## EXERCISE
Spot every line with the word "name" and return it.

## WORKING DATA
-.-.-
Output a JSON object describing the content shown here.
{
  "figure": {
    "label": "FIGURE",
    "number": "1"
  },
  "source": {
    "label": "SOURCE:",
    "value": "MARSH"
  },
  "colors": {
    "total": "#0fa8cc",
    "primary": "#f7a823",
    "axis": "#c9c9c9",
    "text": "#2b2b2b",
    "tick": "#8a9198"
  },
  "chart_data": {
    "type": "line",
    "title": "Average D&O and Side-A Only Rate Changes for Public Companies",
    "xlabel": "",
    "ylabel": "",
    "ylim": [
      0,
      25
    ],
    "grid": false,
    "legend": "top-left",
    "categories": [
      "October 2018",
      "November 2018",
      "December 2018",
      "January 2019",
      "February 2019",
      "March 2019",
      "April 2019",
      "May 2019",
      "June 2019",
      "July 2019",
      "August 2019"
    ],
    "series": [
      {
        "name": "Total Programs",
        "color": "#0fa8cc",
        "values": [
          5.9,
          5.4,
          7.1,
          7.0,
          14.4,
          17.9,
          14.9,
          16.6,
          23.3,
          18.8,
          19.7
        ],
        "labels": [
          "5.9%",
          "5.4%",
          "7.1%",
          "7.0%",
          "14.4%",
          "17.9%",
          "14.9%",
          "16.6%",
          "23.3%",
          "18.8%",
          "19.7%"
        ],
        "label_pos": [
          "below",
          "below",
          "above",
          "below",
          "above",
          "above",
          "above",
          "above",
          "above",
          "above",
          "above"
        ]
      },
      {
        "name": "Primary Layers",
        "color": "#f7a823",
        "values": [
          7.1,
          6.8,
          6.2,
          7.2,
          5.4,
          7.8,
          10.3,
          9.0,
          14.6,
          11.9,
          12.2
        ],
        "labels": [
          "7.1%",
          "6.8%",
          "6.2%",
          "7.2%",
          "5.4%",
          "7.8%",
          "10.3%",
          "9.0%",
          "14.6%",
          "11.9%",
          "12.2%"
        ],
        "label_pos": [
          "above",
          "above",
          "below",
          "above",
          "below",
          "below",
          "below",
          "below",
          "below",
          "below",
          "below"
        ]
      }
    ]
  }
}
-.-.-
## SOLVED PROBLEM
        "name": "Total Programs",
        "name": "Primary Layers",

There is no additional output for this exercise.